What needs to be done. Transcribe all the entries word for word, omitting any pictures they contain.

Material for this task.
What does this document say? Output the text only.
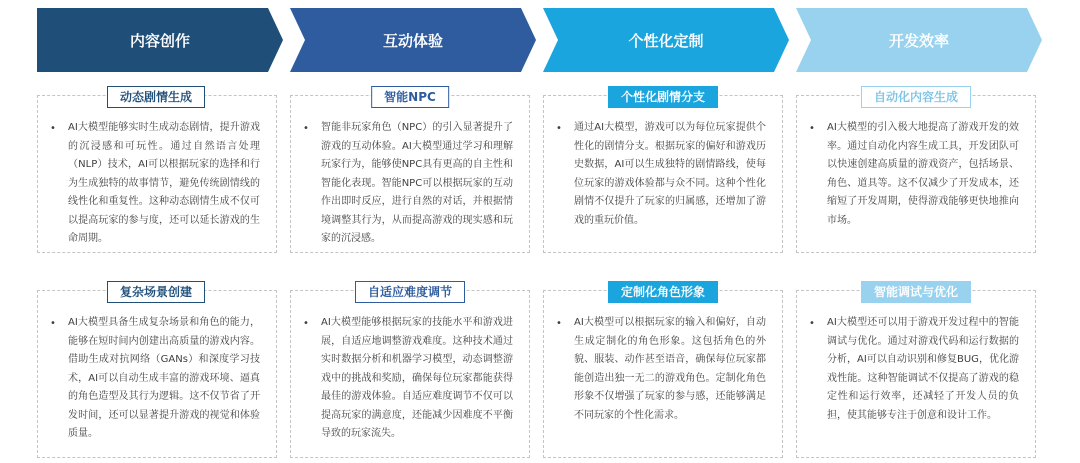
内容创作	互动体验	个性化定制	开发效率
• AI大模型能够实时生成动态剧情，提升游戏的沉浸感和可玩性。通过自然语言处理（NLP）技术，AI可以根据玩家的选择和行为生成独特的故事情节，避免传统剧情线的线性化和重复性。这种动态剧情生成不仅可以提高玩家的参与度，还可以延长游戏的生命周期。
动态剧情生成
• AI大模型具备生成复杂场景和角色的能力，能够在短时间内创建出高质量的游戏内容。借助生成对抗网络（GANs）和深度学习技术，AI可以自动生成丰富的游戏环境、逼真的角色造型及其行为逻辑。这不仅节省了开发时间，还可以显著提升游戏的视觉和体验质量。
复杂场景创建
• 智能非玩家角色（NPC）的引入显著提升了游戏的互动体验。AI大模型通过学习和理解玩家行为，能够使NPC具有更高的自主性和智能化表现。智能NPC可以根据玩家的互动作出即时反应，进行自然的对话，并根据情境调整其行为，从而提高游戏的现实感和玩家的沉浸感。
智能NPC
• AI大模型能够根据玩家的技能水平和游戏进展，自适应地调整游戏难度。这种技术通过实时数据分析和机器学习模型，动态调整游戏中的挑战和奖励，确保每位玩家都能获得最佳的游戏体验。自适应难度调节不仅可以提高玩家的满意度，还能减少因难度不平衡导致的玩家流失。
自适应难度调节
• 通过AI大模型，游戏可以为每位玩家提供个性化的剧情分支。根据玩家的偏好和游戏历史数据，AI可以生成独特的剧情路线，使每位玩家的游戏体验都与众不同。这种个性化剧情不仅提升了玩家的归属感，还增加了游戏的重玩价值。
个性化剧情分支
• AI大模型可以根据玩家的输入和偏好，自动生成定制化的角色形象。这包括角色的外貌、服装、动作甚至语音，确保每位玩家都能创造出独一无二的游戏角色。定制化角色形象不仅增强了玩家的参与感，还能够满足不同玩家的个性化需求。
定制化角色形象
• AI大模型的引入极大地提高了游戏开发的效率。通过自动化内容生成工具，开发团队可以快速创建高质量的游戏资产，包括场景、角色、道具等。这不仅减少了开发成本，还缩短了开发周期，使得游戏能够更快地推向市场。
自动化内容生成
• AI大模型还可以用于游戏开发过程中的智能调试与优化。通过对游戏代码和运行数据的分析，AI可以自动识别和修复BUG，优化游戏性能。这种智能调试不仅提高了游戏的稳定性和运行效率，还减轻了开发人员的负担，使其能够专注于创意和设计工作。
智能调试与优化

Result for this exercise.
What does this document say? Output the text only.
内容创作	互动体验	个性化定制	开发效率
• AI大模型能够实时生成动态剧情，提升游戏的沉浸感和可玩性。通过自然语言处理（NLP）技术，AI可以根据玩家的选择和行为生成独特的故事情节，避免传统剧情线的线性化和重复性。这种动态剧情生成不仅可以提高玩家的参与度，还可以延长游戏的生命周期。
动态剧情生成
• AI大模型具备生成复杂场景和角色的能力，能够在短时间内创建出高质量的游戏内容。借助生成对抗网络（GANs）和深度学习技术，AI可以自动生成丰富的游戏环境、逼真的角色造型及其行为逻辑。这不仅节省了开发时间，还可以显著提升游戏的视觉和体验质量。
复杂场景创建
• 智能非玩家角色（NPC）的引入显著提升了游戏的互动体验。AI大模型通过学习和理解玩家行为，能够使NPC具有更高的自主性和智能化表现。智能NPC可以根据玩家的互动作出即时反应，进行自然的对话，并根据情境调整其行为，从而提高游戏的现实感和玩家的沉浸感。
智能NPC
• AI大模型能够根据玩家的技能水平和游戏进展，自适应地调整游戏难度。这种技术通过实时数据分析和机器学习模型，动态调整游戏中的挑战和奖励，确保每位玩家都能获得最佳的游戏体验。自适应难度调节不仅可以提高玩家的满意度，还能减少因难度不平衡导致的玩家流失。
自适应难度调节
• 通过AI大模型，游戏可以为每位玩家提供个性化的剧情分支。根据玩家的偏好和游戏历史数据，AI可以生成独特的剧情路线，使每位玩家的游戏体验都与众不同。这种个性化剧情不仅提升了玩家的归属感，还增加了游戏的重玩价值。
个性化剧情分支
• AI大模型可以根据玩家的输入和偏好，自动生成定制化的角色形象。这包括角色的外貌、服装、动作甚至语音，确保每位玩家都能创造出独一无二的游戏角色。定制化角色形象不仅增强了玩家的参与感，还能够满足不同玩家的个性化需求。
定制化角色形象
• AI大模型的引入极大地提高了游戏开发的效率。通过自动化内容生成工具，开发团队可以快速创建高质量的游戏资产，包括场景、角色、道具等。这不仅减少了开发成本，还缩短了开发周期，使得游戏能够更快地推向市场。
自动化内容生成
• AI大模型还可以用于游戏开发过程中的智能调试与优化。通过对游戏代码和运行数据的分析，AI可以自动识别和修复BUG，优化游戏性能。这种智能调试不仅提高了游戏的稳定性和运行效率，还减轻了开发人员的负担，使其能够专注于创意和设计工作。
智能调试与优化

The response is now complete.